> **GIVEN REQUEST**
Report every line from the material that contains the word "people".

[START RECORDS FOR THE TASK]

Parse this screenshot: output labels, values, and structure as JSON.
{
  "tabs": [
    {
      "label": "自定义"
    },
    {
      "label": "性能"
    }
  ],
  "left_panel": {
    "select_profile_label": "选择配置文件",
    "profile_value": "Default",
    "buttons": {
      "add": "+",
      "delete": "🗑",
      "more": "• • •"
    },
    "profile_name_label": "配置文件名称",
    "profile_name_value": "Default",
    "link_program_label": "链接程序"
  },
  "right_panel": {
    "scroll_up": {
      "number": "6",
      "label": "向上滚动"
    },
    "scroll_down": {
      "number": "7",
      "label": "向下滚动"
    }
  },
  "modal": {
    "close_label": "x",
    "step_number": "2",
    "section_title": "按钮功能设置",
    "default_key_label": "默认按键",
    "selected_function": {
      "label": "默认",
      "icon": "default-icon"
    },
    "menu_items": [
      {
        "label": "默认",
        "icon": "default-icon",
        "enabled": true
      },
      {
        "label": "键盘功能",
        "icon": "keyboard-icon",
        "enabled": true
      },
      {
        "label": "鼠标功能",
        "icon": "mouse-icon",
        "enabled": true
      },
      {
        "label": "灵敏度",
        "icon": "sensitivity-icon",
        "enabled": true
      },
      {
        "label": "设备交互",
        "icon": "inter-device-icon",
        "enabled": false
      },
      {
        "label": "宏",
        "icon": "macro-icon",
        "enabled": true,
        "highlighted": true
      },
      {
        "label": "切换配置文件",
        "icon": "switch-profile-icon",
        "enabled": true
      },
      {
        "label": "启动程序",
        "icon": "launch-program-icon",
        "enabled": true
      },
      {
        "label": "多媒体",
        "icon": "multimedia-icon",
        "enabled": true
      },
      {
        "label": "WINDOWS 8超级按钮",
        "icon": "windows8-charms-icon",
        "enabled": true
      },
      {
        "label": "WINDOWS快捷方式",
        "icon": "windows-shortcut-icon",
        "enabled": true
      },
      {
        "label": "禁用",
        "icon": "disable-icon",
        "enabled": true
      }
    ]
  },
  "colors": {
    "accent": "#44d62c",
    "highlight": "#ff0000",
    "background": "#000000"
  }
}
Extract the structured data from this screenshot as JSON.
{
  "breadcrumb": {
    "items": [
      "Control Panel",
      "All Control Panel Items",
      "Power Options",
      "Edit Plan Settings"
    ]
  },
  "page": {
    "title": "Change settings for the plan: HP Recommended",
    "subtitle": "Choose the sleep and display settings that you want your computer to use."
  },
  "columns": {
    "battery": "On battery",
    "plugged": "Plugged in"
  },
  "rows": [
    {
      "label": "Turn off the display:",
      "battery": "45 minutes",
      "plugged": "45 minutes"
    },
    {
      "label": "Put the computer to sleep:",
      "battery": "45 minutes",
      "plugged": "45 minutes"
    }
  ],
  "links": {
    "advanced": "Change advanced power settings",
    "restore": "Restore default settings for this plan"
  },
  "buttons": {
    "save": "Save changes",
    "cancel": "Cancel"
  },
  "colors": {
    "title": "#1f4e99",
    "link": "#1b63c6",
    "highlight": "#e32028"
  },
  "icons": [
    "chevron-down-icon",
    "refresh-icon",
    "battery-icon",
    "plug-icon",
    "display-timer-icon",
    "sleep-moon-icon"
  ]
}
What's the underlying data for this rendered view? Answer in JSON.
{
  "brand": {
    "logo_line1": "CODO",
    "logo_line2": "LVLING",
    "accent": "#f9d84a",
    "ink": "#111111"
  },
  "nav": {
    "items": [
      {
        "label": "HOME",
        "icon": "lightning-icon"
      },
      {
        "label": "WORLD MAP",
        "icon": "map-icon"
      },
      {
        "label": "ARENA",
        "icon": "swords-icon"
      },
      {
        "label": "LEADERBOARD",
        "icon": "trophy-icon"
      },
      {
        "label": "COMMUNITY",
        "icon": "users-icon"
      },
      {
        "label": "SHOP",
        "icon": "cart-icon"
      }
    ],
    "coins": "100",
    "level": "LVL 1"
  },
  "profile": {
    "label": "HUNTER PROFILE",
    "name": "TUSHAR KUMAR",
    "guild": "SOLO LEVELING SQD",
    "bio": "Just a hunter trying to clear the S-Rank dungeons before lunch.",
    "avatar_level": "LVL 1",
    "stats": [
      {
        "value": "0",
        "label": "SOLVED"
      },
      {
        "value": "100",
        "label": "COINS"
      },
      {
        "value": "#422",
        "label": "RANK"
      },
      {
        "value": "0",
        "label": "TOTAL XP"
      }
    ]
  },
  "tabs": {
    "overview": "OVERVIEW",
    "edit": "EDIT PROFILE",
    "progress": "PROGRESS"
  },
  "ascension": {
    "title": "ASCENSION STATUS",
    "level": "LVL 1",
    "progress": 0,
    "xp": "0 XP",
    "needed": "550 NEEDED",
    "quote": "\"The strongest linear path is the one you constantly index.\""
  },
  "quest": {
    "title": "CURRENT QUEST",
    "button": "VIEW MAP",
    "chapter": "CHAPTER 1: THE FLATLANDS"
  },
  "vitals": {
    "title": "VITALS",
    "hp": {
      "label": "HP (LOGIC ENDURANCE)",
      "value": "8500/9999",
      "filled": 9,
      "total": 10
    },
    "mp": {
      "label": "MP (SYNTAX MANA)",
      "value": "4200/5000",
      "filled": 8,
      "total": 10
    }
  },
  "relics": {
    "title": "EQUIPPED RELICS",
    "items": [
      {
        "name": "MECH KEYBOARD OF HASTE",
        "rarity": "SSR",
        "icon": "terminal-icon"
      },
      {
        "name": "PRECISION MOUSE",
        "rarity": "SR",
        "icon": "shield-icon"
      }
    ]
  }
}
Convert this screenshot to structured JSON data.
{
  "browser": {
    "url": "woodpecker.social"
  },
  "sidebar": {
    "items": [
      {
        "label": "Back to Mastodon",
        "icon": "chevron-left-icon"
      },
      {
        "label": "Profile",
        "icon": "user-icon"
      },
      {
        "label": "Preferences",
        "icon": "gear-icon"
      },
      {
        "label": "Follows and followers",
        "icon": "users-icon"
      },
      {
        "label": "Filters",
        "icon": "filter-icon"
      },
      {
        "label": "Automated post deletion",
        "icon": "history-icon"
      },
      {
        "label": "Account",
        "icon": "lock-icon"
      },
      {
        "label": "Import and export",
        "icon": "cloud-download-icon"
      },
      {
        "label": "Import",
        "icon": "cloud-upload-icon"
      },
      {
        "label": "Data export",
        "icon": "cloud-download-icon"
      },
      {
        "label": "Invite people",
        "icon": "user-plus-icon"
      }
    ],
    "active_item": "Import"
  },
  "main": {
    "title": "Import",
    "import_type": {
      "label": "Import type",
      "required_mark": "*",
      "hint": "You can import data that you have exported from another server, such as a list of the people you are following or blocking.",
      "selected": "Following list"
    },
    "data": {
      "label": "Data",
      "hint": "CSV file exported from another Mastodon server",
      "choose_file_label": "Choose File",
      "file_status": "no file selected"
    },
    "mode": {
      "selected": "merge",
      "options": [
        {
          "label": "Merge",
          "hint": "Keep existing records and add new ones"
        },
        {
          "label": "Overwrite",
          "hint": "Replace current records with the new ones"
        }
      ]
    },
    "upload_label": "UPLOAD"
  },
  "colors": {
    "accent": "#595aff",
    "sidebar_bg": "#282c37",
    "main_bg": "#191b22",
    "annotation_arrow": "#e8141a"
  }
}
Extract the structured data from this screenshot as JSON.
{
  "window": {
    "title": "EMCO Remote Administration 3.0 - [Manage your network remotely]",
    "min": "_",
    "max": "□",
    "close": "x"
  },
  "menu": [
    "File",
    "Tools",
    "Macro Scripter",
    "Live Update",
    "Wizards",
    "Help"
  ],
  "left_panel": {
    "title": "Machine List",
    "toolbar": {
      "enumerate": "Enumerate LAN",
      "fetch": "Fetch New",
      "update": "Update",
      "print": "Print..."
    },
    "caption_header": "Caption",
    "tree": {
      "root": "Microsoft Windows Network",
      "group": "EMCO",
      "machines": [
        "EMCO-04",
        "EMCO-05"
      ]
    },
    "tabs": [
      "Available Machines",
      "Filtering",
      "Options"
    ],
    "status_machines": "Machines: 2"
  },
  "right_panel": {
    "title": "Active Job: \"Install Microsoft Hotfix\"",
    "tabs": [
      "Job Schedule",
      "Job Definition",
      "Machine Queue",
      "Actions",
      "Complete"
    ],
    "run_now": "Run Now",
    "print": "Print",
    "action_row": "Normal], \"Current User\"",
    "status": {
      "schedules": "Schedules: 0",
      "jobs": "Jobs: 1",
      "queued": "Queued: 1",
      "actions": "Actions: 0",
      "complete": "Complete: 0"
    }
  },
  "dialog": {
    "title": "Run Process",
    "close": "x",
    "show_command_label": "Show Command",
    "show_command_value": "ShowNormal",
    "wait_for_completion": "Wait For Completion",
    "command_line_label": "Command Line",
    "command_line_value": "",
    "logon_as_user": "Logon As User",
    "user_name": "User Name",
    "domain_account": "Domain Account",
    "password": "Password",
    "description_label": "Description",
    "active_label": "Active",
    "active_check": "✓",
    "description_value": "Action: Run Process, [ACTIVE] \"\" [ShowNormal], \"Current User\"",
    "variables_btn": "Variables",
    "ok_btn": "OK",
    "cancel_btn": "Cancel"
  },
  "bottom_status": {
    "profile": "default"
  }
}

[END RECORDS FOR THE TASK]

> **RESPONSE TO THIS EXERCISE**
        "label": "Invite people",
      "hint": "You can import data that you have exported from another server, such as a list of the people you are following or blocking.",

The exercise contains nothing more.